■ **页面正文**:
Educational Codeforces Round 80 (Rated for Div. 2) 题解

作者: xht37 分类: 题解 发布时间: 2020-01-15 21:05

点击数:112

Educational Codeforces Round 80 (Rated for Div. 2)

Deadline

在 $\sqrt d$ 附近枚举。

inline void solve() {
    int n, d;
    rd(n), rd(d);
    int x = sqrt(d);
    for (int i = max(0, x - 10); i <= x + 10; i++) {
        if (i + d / (i + 1) + (d % (i + 1) != 0) <= n)
            return prints("YES"), void();
    }
    prints("NO");
}

int main() {
    int T;
    rd(T);
    while (T--) solve();
    return 0;
}

Yet Another Meme Problem

枚举 $b$ 的位数。

inline void solve() {
    ll a, b;
    rd(a), rd(b);
    ll ans = 0;
    for (ll k = 10; k <= b + 1; k *= 10) ans += a;
    print(ans);
}

int main() {
    int T;
    rd(T);
    while (T--) solve();
    return 0;
}

Two Arrays

可以 dp 也可以推公式发现答案就是 $\binom{n+2m-1}{2m}$。

const int N = 1e3 + 7, M = 13;
int n, m;
modint f[M][N], ans;

int main() {
    rd(n), rd(m);
    f[0][1] = 1;
    for (int i = 0; i < m; i++)
        for (int j = 1; j <= n; j++)
            for (int k = j; k <= n; k++)
                f[i+1][k] += f[i][j];
    for (int i = 1; i <= n; i++)
        for (int j = i; j <= n; j++)
            ans += f[m][i] * f[m][n-j+1];
    print(ans);
    return 0;
}

Minimax Problem

贪心 + 状压,复杂度 $\mathcal O(n2^m)$。

const int N = 3e5 + 7, M = 9;
int n, m, a[N][M], s[N], b[1<<M|1], S;
pq <pair <int, pi> > q;

int main() {
    rd(n), rd(m), S = (1 << m) - 1;
    for (int i = 1; i <= n; i++)
        for (int j = 0; j < m; j++)

■ **给定记录**:
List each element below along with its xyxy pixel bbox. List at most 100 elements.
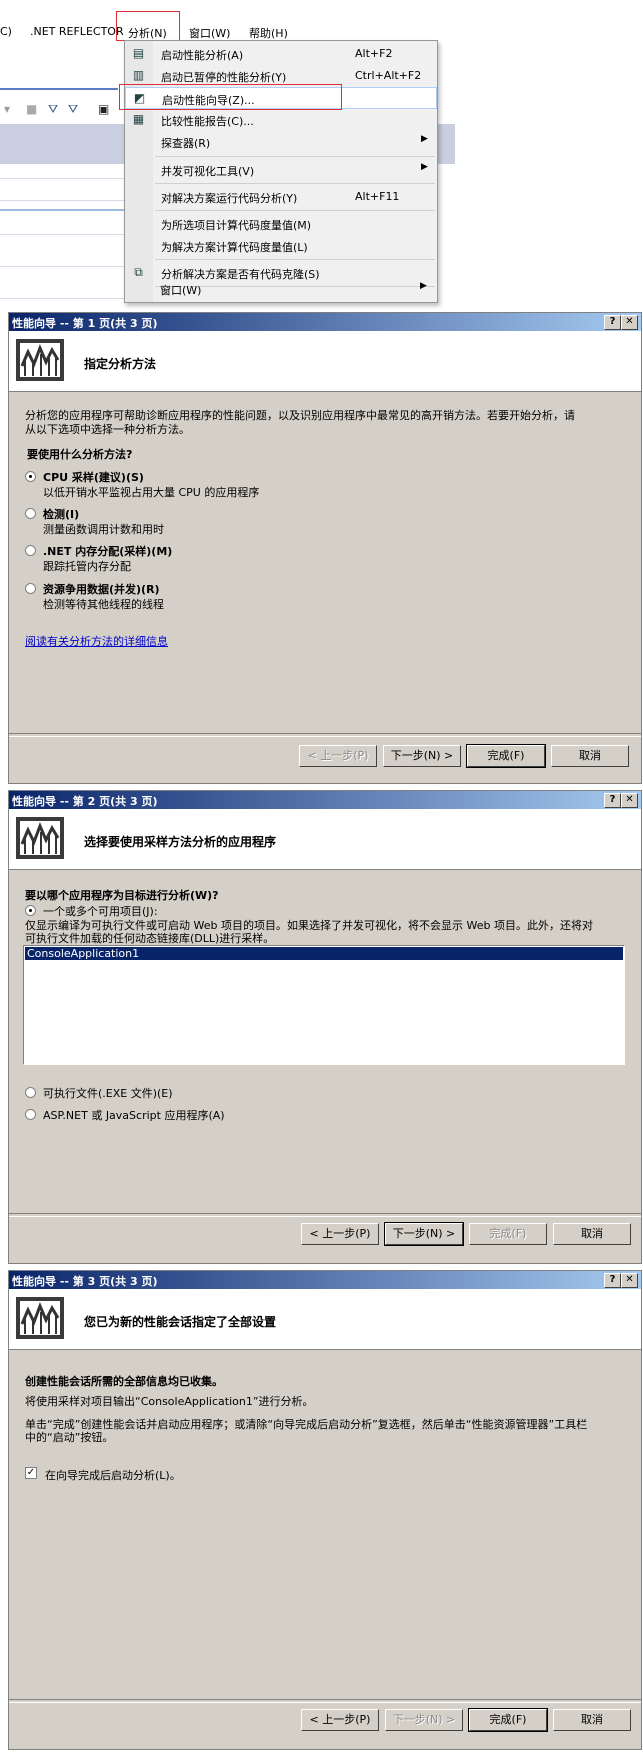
help-button[interactable]: ?: [604, 1273, 621, 1288]
menu-reflector[interactable]: .NET REFLECTOR: [30, 25, 124, 38]
option-description: 跟踪托管内存分配: [43, 560, 131, 573]
menu-item-shortcut: Alt+F2: [355, 47, 393, 60]
menu-item-run-code-analysis[interactable]: 对解决方案运行代码分析(Y) Alt+F11: [125, 186, 437, 208]
save-icon[interactable]: ▣: [98, 102, 109, 116]
menu-item-label: 启动已暂停的性能分析(Y): [161, 71, 287, 84]
menu-item-label: 为所选项目计算代码度量值(M): [161, 219, 312, 232]
menu-item-metrics-selected[interactable]: 为所选项目计算代码度量值(M): [125, 213, 437, 235]
previous-button[interactable]: < 上一步(P): [299, 745, 377, 767]
menu-item-shortcut: Ctrl+Alt+F2: [355, 69, 422, 82]
submenu-arrow-icon: ▶: [420, 281, 427, 291]
option-description: 测量函数调用计数和用时: [43, 523, 164, 536]
close-button[interactable]: ✕: [621, 793, 638, 808]
option-label[interactable]: ASP.NET 或 JavaScript 应用程序(A): [43, 1107, 225, 1123]
wizard-dialog-page2: 性能向导 -- 第 2 页(共 3 页) ? ✕ 选择要使用采样方法分析的应用程…: [8, 790, 642, 1264]
wizard-header: 您已为新的性能会话指定了全部设置: [9, 1289, 641, 1350]
radio-asp-net[interactable]: [25, 1109, 36, 1120]
submenu-arrow-icon: ▶: [421, 134, 428, 144]
performance-wizard-icon: [16, 339, 64, 381]
menu-separator: [155, 183, 435, 184]
radio-executable[interactable]: [25, 1087, 36, 1098]
menu-separator: [155, 259, 435, 260]
menu-item-start-profiling[interactable]: ▤ 启动性能分析(A) Alt+F2: [125, 43, 437, 65]
submenu-arrow-icon: ▶: [421, 162, 428, 172]
option-label[interactable]: CPU 采样(建议)(S): [43, 469, 144, 485]
radio-concurrency[interactable]: [25, 583, 36, 594]
filter-icon[interactable]: ▾: [4, 102, 10, 116]
header-title: 选择要使用采样方法分析的应用程序: [84, 835, 277, 849]
menu-item-label: 并发可视化工具(V): [161, 165, 255, 178]
finish-button[interactable]: 完成(F): [468, 1708, 548, 1732]
menu-partial[interactable]: C): [0, 25, 12, 38]
menu-item-profiler[interactable]: 探查器(R) ▶: [125, 131, 437, 153]
close-button[interactable]: ✕: [621, 1273, 638, 1288]
menu-item-metrics-solution[interactable]: 为解决方案计算代码度量值(L): [125, 235, 437, 257]
toolbar: ▾ ■ ⛛ ⛛ ▣: [0, 98, 125, 120]
radio-available-projects[interactable]: [25, 905, 36, 916]
option-description: 以低开销水平监视占用大量 CPU 的应用程序: [43, 486, 260, 499]
previous-button[interactable]: < 上一步(P): [301, 1709, 379, 1731]
option-label[interactable]: 检测(I): [43, 506, 79, 522]
vs-ide-area: C) .NET REFLECTOR 分析(N) 窗口(W) 帮助(H) ▾ ■ …: [0, 0, 455, 310]
option-description: 检测等待其他线程的线程: [43, 598, 164, 611]
cancel-button[interactable]: 取消: [553, 1223, 631, 1245]
summary-text: 创建性能会话所需的全部信息均已收集。: [25, 1375, 223, 1388]
intro-text-line2: 从以下选项中选择一种分析方法。: [25, 423, 190, 436]
menu-item-shortcut: Alt+F11: [355, 190, 400, 203]
launch-profiling-checkbox[interactable]: ✓: [25, 1467, 37, 1479]
profiling-icon: ▤: [132, 46, 145, 60]
menu-item-label: 窗口(W): [160, 284, 202, 297]
info-line1: 将使用采样对项目输出“ConsoleApplication1”进行分析。: [25, 1395, 314, 1408]
help-button[interactable]: ?: [604, 315, 621, 330]
paused-profiling-icon: ▥: [132, 68, 145, 82]
wizard-dialog-page1: 性能向导 -- 第 1 页(共 3 页) ? ✕ 指定分析方法 分析您的应用程序…: [8, 312, 642, 784]
note-line2: 可执行文件加载的任何动态链接库(DLL)进行采样。: [25, 932, 275, 945]
checkbox-label[interactable]: 在向导完成后启动分析(L)。: [45, 1467, 181, 1483]
cancel-button[interactable]: 取消: [553, 1709, 631, 1731]
funnel-icon[interactable]: ⛛: [48, 102, 58, 117]
funnel-refresh-icon[interactable]: ⛛: [68, 102, 78, 117]
help-button[interactable]: ?: [604, 793, 621, 808]
dialog-title: 性能向导 -- 第 1 页(共 3 页): [12, 317, 158, 330]
option-label[interactable]: .NET 内存分配(采样)(M): [43, 543, 172, 559]
previous-button[interactable]: < 上一步(P): [301, 1223, 379, 1245]
header-title: 您已为新的性能会话指定了全部设置: [84, 1315, 277, 1329]
list-item[interactable]: ConsoleApplication1: [25, 947, 623, 960]
menu-item-label: 比较性能报告(C)...: [161, 115, 254, 128]
tab-underline: [0, 88, 118, 90]
radio-instrumentation[interactable]: [25, 508, 36, 519]
option-label[interactable]: 可执行文件(.EXE 文件)(E): [43, 1085, 173, 1101]
next-button[interactable]: 下一步(N) >: [385, 1709, 463, 1731]
analyze-highlight-box: [116, 11, 180, 41]
cancel-button[interactable]: 取消: [551, 745, 629, 767]
option-label[interactable]: 资源争用数据(并发)(R): [43, 581, 160, 597]
wizard-header: 选择要使用采样方法分析的应用程序: [9, 809, 641, 870]
radio-cpu-sampling[interactable]: [25, 471, 36, 482]
menu-window[interactable]: 窗口(W): [189, 25, 230, 41]
learn-more-link[interactable]: 阅读有关分析方法的详细信息: [25, 633, 168, 649]
radio-memory-allocation[interactable]: [25, 545, 36, 556]
menu-separator: [155, 210, 435, 211]
footer-separator: [9, 1699, 641, 1703]
menu-item-concurrency-visualizer[interactable]: 并发可视化工具(V) ▶: [125, 159, 437, 181]
menu-item-compare-reports[interactable]: ▦ 比较性能报告(C)...: [125, 109, 437, 131]
performance-wizard-icon: [16, 1297, 64, 1339]
menu-help[interactable]: 帮助(H): [249, 25, 288, 41]
finish-button[interactable]: 完成(F): [466, 744, 546, 768]
info-line3: 中的“启动”按钮。: [25, 1431, 114, 1444]
menu-item-window[interactable]: 窗口(W) ▶: [124, 278, 436, 300]
next-button[interactable]: 下一步(N) >: [384, 1222, 464, 1246]
menu-item-label: 对解决方案运行代码分析(Y): [161, 192, 298, 205]
title-bar: 性能向导 -- 第 1 页(共 3 页) ? ✕: [9, 313, 641, 331]
close-button[interactable]: ✕: [621, 315, 638, 330]
menu-item-label: 为解决方案计算代码度量值(L): [161, 241, 308, 254]
wizard-highlight-box: [119, 84, 342, 110]
footer-separator: [9, 733, 641, 737]
stop-icon[interactable]: ■: [26, 102, 37, 116]
next-button[interactable]: 下一步(N) >: [383, 745, 461, 767]
graph-line: [0, 209, 125, 211]
finish-button[interactable]: 完成(F): [469, 1223, 547, 1245]
wizard-header: 指定分析方法: [9, 331, 641, 392]
project-listbox[interactable]: ConsoleApplication1: [23, 945, 625, 1065]
target-question: 要以哪个应用程序为目标进行分析(W)?: [25, 889, 219, 902]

■ **任务要求**: 根据页面正文,Yet Another Meme Problem 一题的解法是枚举什么? 上述记录与此处内容无关,不予使用。

■ **练习作答**: 枚举 b 的位数。